▶ _Task to complete_
Select all lines holding the word "sakene" from the entries that follow.

▶ _Data_

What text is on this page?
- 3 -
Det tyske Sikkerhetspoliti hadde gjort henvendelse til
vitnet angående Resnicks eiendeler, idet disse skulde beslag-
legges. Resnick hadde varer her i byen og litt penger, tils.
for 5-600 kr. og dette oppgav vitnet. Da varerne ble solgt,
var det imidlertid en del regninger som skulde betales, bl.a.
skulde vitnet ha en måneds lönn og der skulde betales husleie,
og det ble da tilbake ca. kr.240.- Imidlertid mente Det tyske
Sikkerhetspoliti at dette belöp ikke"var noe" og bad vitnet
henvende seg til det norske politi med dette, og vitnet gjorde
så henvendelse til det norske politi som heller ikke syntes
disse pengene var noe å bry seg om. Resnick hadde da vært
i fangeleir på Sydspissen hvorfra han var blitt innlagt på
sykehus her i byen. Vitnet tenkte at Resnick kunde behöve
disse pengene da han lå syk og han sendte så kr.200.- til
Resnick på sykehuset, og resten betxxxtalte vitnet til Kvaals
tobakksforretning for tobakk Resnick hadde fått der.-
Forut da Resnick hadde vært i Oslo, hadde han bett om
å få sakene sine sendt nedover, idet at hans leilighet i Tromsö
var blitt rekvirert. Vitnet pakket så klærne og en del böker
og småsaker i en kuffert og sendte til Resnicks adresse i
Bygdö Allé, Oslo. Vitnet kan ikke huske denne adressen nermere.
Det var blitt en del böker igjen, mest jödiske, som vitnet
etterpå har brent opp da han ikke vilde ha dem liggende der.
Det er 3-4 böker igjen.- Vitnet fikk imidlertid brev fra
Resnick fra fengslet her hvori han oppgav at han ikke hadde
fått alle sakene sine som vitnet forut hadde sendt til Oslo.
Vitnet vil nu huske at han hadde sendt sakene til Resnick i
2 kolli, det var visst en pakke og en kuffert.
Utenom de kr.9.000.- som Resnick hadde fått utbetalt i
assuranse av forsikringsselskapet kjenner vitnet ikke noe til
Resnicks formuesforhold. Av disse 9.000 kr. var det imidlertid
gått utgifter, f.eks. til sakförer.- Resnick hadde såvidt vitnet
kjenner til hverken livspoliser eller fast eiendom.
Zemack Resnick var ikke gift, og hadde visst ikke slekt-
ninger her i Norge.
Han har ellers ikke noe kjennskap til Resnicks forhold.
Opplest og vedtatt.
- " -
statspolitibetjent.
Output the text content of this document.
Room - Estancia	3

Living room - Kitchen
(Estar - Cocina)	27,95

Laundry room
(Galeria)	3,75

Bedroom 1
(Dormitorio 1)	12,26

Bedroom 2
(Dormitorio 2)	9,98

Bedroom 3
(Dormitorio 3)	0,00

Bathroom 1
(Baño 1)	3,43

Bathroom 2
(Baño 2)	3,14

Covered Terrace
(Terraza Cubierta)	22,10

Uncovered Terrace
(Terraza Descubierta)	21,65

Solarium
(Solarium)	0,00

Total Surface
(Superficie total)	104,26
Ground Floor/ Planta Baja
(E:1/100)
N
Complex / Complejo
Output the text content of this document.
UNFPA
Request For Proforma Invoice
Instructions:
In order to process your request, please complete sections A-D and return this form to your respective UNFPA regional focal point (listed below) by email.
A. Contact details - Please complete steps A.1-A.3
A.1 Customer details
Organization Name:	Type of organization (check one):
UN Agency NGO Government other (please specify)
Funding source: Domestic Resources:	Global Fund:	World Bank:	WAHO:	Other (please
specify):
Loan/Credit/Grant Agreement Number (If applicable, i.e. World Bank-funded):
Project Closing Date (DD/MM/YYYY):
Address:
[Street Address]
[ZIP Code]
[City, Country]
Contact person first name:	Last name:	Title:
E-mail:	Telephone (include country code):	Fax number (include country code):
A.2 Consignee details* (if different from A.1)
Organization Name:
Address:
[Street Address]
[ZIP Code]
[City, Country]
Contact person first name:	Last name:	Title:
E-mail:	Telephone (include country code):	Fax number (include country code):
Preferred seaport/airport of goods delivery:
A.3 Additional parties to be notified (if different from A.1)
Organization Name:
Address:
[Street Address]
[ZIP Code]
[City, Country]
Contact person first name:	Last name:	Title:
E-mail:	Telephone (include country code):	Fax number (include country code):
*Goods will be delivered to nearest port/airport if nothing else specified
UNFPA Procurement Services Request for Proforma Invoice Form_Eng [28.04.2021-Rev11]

▶ _Expected output_
å få sakene sine sendt nedover, idet at hans leilighet i Tromsö
fått alle sakene sine som vitnet forut hadde sendt til Oslo.
Vitnet vil nu huske at han hadde sendt sakene til Resnick i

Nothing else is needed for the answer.